GIVEN EXERCISE:
Identify and copy all lines of the material where the string "associatif" is found.

(Extracted data entries)
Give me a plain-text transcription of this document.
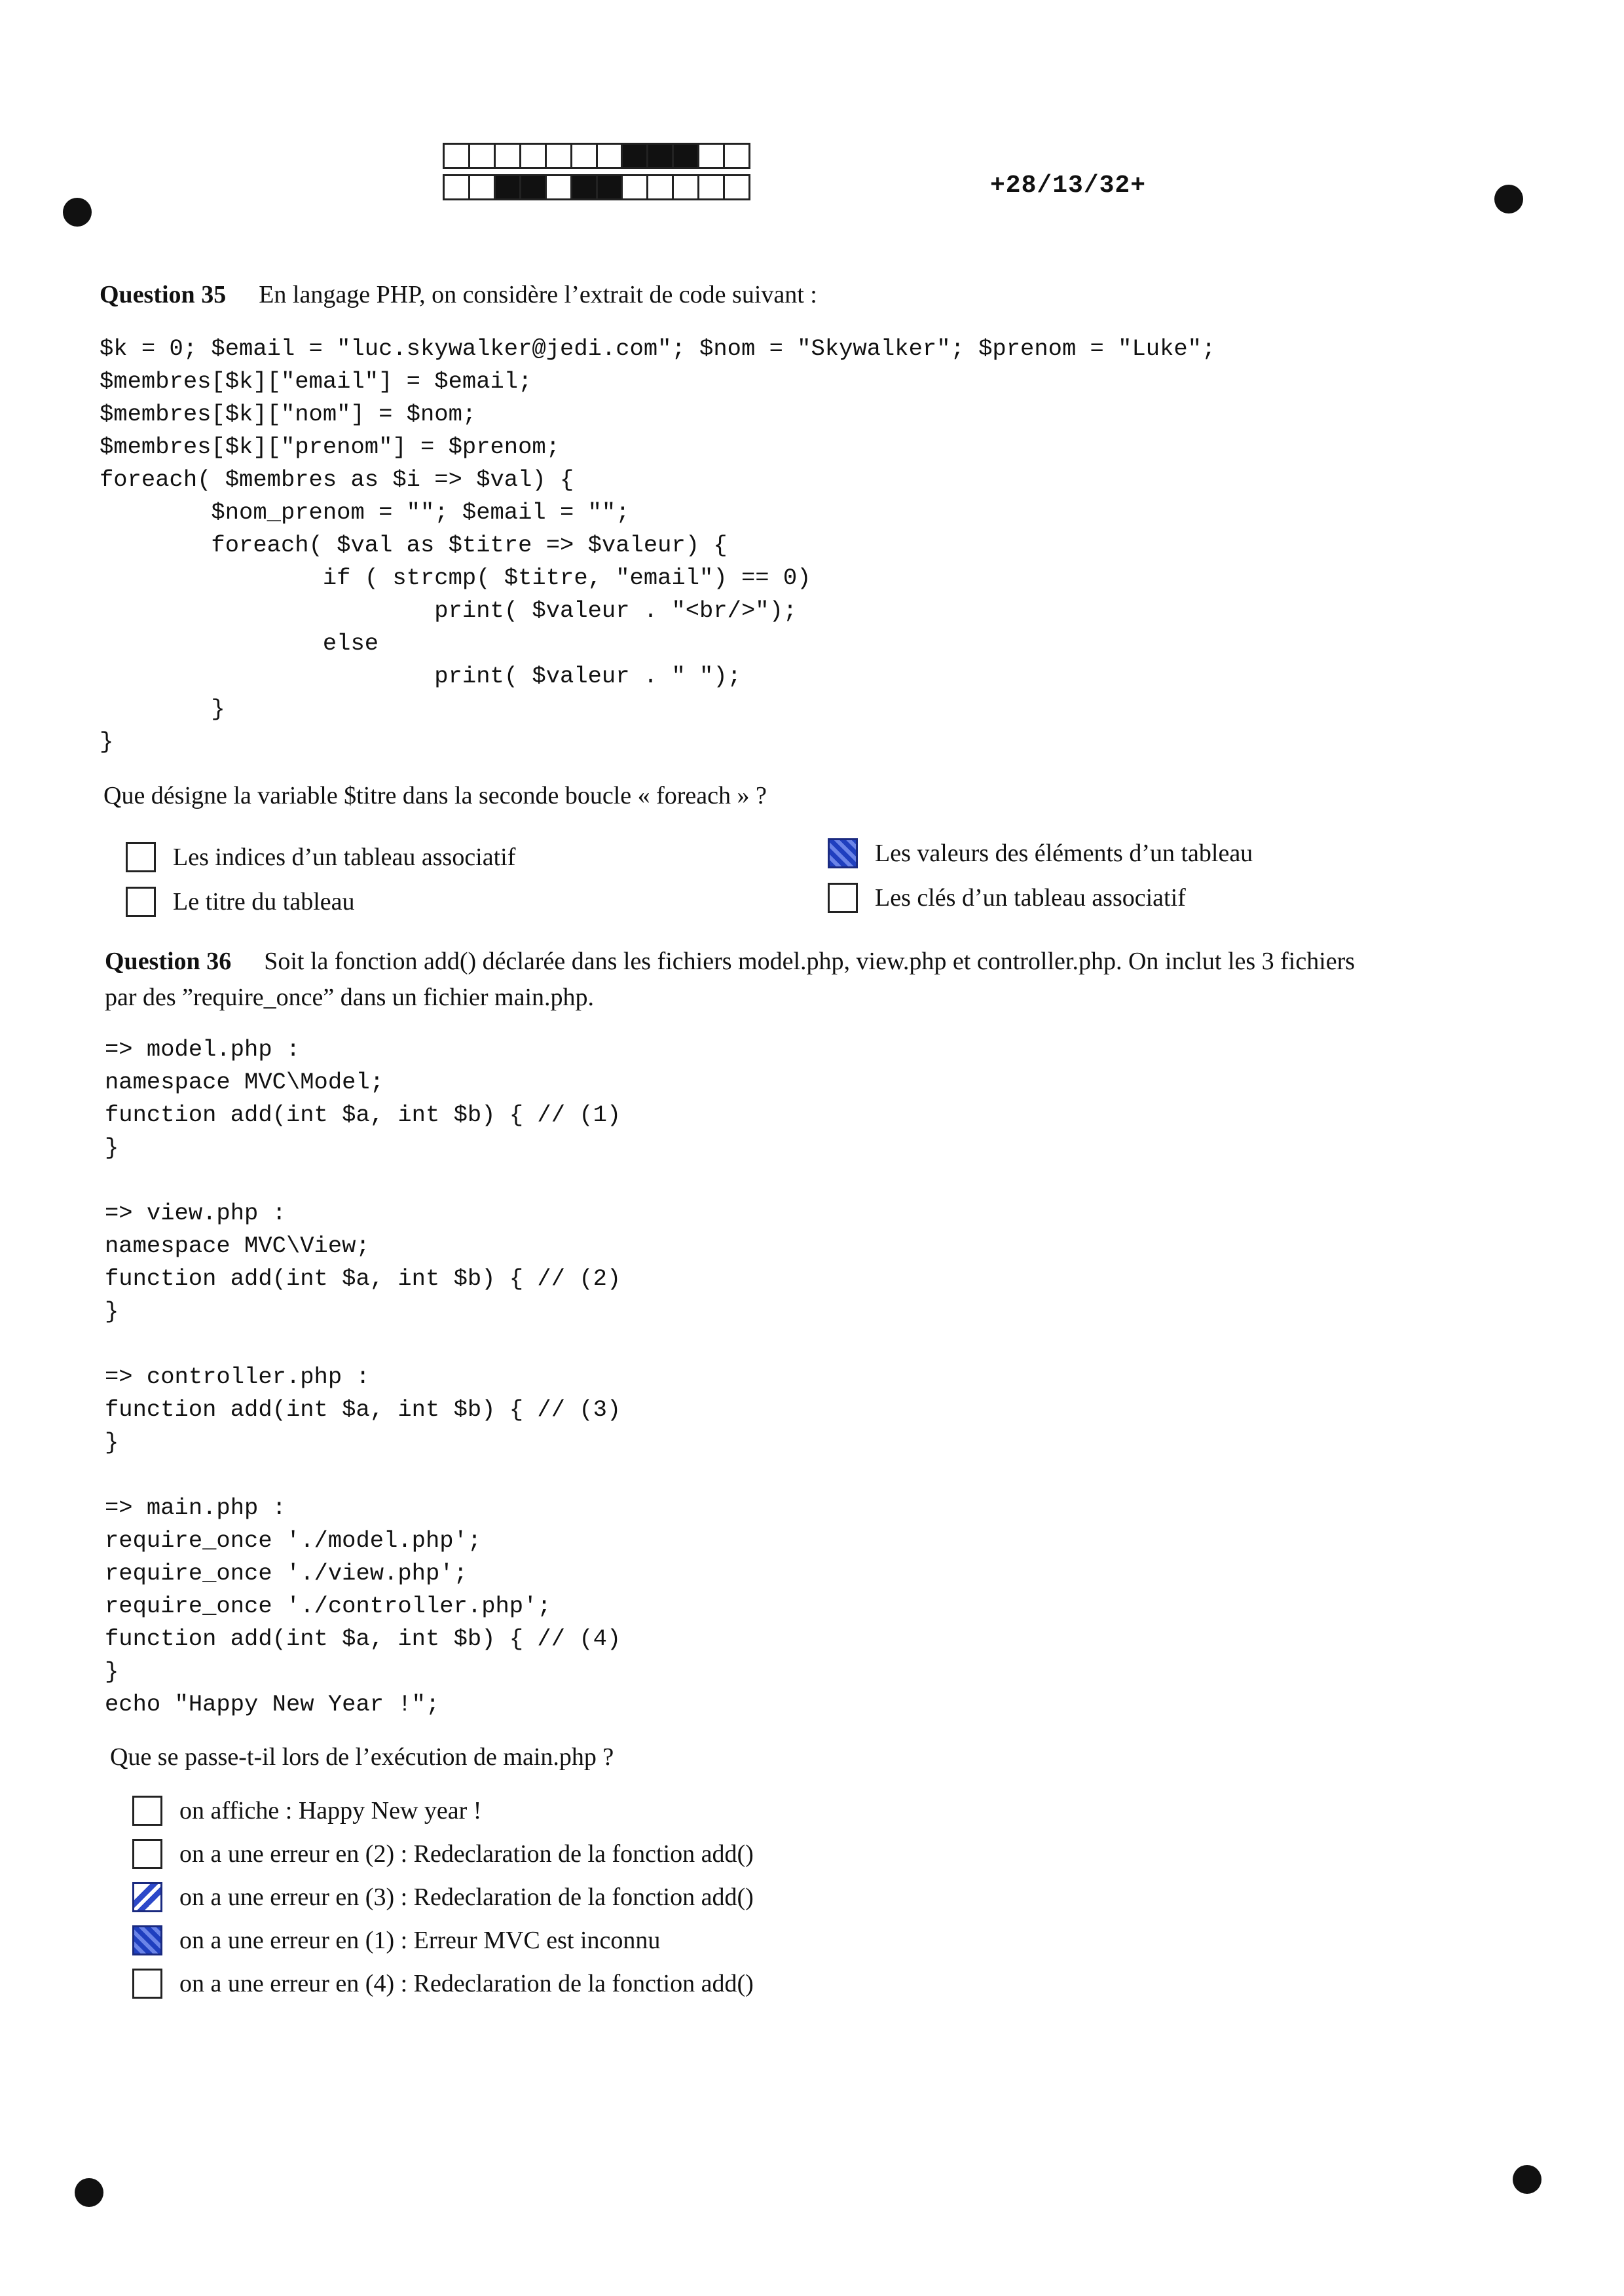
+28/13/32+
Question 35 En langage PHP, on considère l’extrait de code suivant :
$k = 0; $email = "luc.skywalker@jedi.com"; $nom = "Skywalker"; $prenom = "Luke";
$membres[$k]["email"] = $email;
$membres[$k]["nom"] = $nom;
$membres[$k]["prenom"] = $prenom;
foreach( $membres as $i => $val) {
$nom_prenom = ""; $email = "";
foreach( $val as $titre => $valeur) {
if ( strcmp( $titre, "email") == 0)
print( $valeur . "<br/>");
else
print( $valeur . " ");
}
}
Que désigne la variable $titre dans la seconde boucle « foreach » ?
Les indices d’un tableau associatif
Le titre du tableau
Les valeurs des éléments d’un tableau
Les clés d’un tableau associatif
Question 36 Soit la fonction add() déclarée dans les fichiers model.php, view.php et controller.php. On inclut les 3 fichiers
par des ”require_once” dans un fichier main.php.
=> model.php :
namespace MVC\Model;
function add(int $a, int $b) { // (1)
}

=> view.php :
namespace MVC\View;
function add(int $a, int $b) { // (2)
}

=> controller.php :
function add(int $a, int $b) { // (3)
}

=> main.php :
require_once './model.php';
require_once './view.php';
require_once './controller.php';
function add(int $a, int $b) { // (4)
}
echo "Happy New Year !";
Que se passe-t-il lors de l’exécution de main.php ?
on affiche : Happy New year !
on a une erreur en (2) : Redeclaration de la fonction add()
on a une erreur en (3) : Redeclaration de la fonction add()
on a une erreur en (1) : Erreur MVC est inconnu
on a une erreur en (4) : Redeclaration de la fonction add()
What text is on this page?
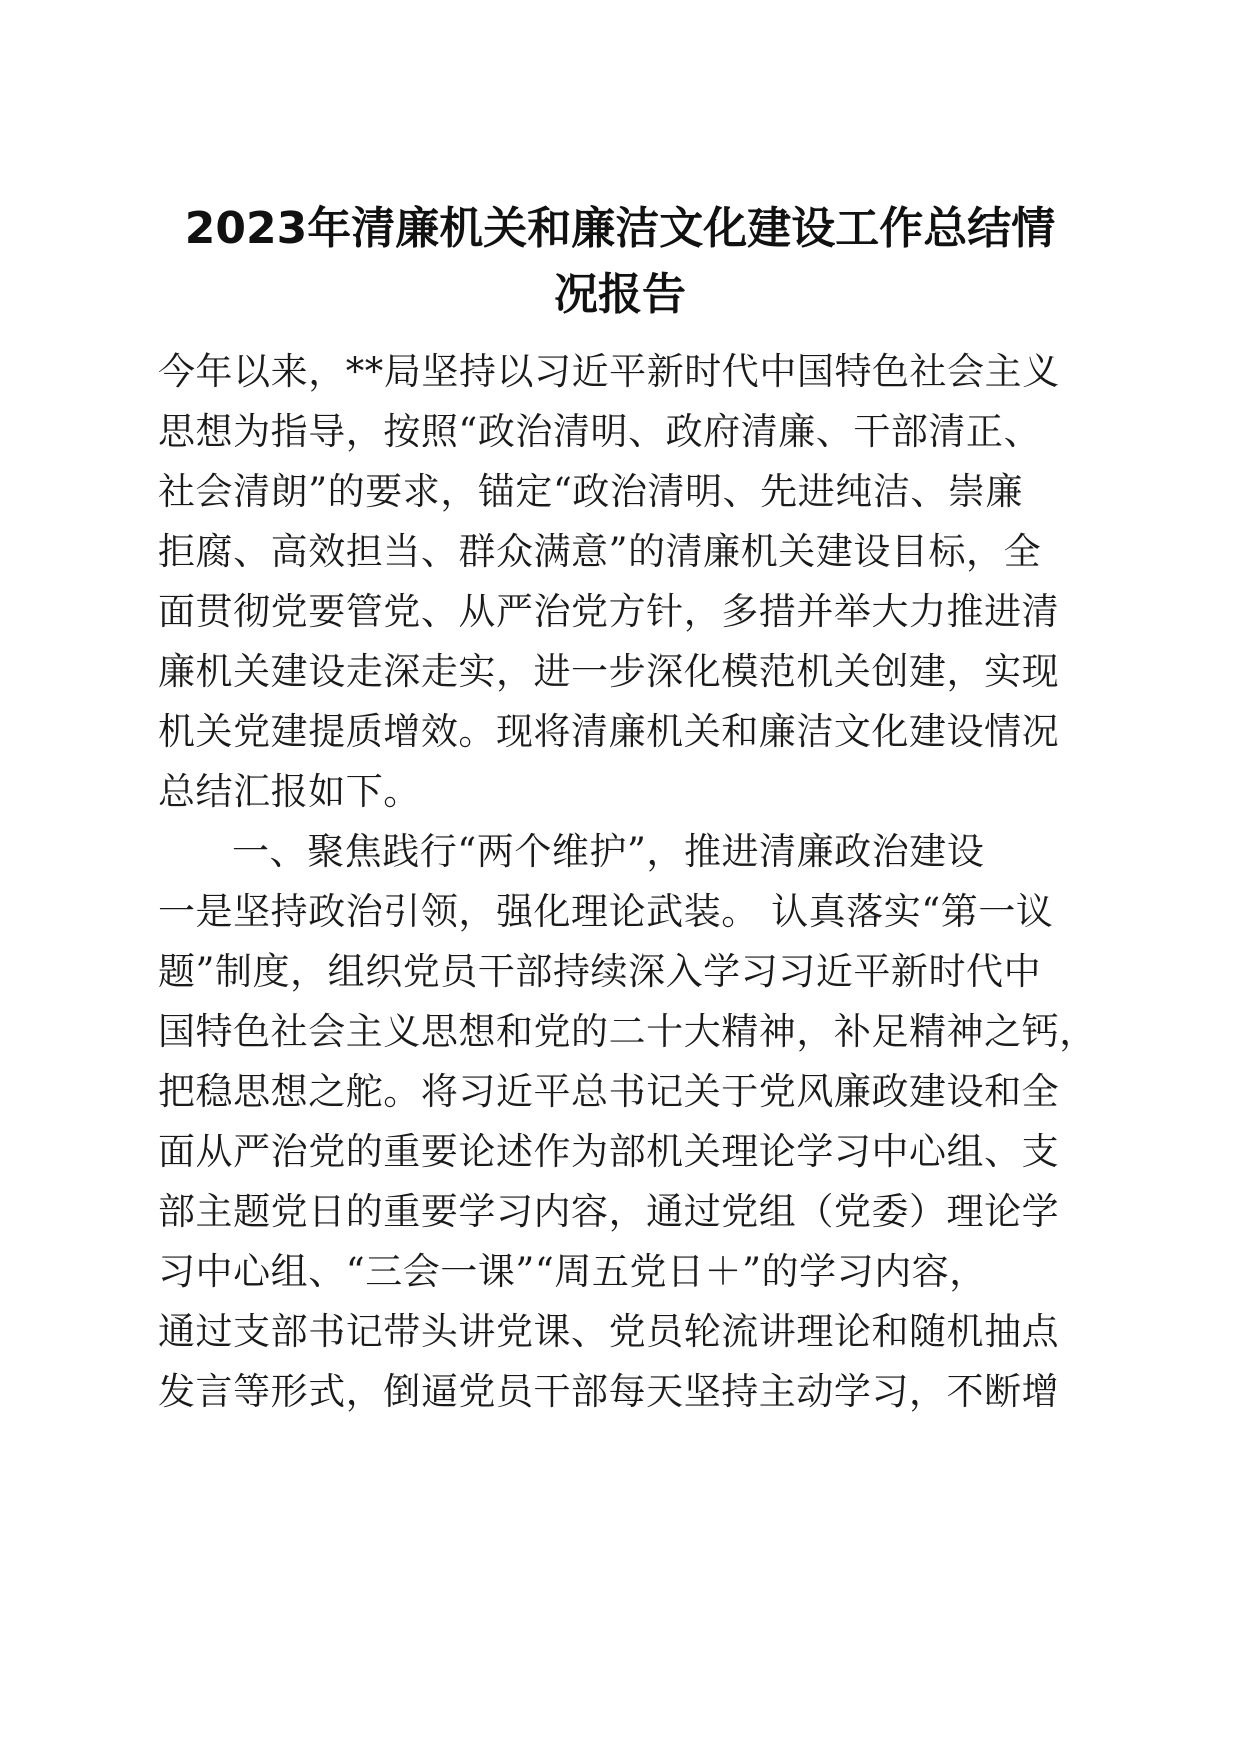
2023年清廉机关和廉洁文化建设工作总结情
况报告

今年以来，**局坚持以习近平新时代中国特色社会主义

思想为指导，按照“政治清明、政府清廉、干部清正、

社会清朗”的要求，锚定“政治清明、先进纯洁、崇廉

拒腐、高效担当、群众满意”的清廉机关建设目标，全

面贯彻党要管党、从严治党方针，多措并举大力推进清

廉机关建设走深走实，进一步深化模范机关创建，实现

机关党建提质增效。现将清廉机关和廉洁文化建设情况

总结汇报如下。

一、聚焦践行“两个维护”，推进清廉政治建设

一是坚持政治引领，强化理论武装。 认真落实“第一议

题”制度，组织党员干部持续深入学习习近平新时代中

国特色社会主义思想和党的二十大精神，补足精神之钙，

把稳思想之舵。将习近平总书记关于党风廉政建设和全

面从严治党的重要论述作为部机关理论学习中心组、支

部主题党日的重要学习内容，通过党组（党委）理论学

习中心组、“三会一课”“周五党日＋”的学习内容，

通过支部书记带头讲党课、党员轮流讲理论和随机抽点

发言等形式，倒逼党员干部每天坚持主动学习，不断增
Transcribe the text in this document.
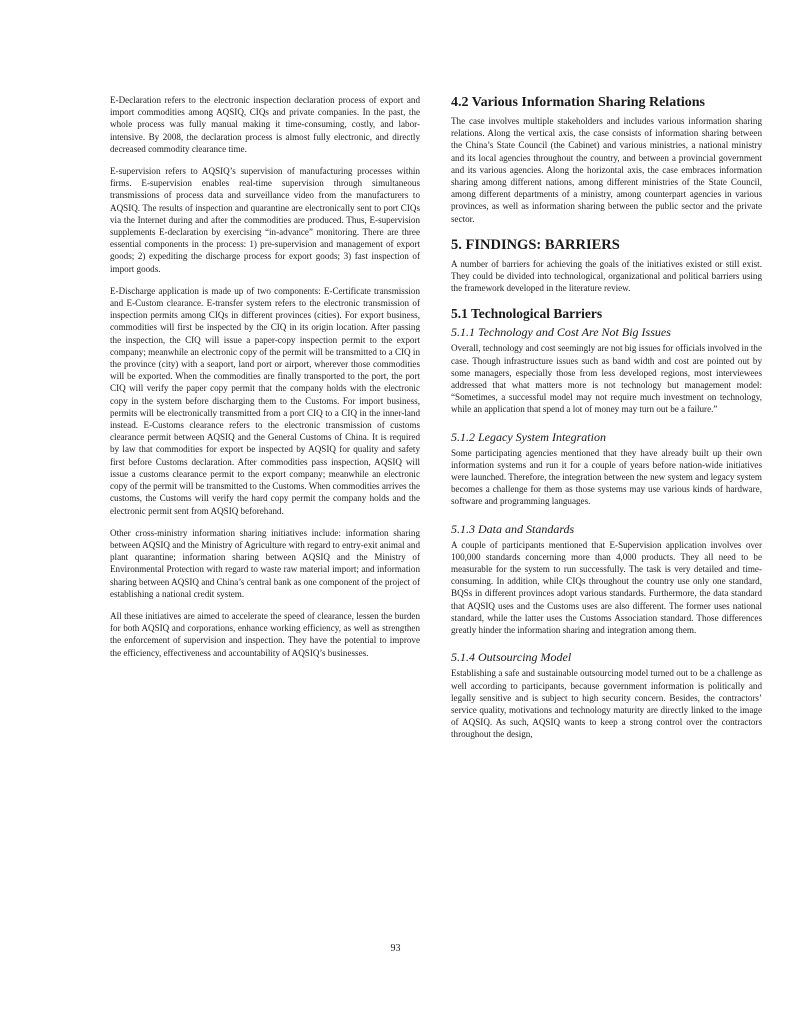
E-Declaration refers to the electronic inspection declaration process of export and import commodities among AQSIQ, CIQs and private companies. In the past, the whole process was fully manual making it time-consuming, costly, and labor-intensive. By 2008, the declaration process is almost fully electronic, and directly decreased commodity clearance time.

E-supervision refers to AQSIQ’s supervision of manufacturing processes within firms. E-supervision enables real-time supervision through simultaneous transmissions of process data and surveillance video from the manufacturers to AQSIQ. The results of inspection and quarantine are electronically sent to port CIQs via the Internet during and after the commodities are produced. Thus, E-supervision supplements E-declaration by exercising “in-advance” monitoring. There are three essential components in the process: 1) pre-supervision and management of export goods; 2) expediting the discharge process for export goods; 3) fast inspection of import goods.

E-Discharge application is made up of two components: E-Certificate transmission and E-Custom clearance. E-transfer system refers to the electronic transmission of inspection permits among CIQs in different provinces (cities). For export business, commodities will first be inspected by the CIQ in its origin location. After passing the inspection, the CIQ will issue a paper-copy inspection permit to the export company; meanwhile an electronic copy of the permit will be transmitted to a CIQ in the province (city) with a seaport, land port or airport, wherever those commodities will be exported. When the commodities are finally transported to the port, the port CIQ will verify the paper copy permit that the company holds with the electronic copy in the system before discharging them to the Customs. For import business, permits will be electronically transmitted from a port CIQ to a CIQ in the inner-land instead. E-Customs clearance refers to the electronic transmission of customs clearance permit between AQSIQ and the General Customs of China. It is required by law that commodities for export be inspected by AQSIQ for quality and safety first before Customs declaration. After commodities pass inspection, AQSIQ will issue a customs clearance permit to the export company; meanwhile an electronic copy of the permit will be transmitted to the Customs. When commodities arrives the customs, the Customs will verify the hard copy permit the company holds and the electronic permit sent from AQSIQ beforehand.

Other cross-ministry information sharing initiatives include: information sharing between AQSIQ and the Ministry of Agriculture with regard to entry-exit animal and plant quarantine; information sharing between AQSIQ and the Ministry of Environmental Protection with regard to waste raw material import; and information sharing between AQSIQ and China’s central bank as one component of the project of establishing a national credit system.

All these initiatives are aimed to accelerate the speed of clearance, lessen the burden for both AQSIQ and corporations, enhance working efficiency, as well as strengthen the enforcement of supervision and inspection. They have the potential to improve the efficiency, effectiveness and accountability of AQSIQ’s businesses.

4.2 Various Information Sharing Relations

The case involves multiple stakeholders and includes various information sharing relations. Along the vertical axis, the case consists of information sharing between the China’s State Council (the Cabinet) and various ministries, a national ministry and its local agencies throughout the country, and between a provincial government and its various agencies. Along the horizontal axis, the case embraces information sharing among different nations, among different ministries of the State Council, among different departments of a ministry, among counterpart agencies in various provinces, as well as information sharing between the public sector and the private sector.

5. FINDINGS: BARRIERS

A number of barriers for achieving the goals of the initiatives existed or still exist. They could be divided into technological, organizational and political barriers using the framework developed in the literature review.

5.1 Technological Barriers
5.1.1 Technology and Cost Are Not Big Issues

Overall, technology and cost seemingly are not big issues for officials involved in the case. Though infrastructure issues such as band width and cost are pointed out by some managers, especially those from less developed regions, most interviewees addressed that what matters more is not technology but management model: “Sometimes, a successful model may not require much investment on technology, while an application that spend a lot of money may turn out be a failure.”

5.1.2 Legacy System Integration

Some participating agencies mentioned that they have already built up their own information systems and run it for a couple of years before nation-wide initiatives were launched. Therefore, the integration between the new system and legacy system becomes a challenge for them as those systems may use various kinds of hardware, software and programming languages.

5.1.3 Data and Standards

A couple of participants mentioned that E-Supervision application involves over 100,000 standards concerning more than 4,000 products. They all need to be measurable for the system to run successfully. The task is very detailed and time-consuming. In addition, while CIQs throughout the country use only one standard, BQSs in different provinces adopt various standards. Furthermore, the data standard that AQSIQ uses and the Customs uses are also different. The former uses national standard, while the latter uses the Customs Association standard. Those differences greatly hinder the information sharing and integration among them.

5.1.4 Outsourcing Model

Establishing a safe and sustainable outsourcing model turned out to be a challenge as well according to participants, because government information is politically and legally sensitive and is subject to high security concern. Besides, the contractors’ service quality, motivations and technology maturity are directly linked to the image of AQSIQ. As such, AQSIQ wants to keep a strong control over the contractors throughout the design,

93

OUTPUT OF THE TASK:
Les indices d’un tableau associatif
Les clés d’un tableau associatif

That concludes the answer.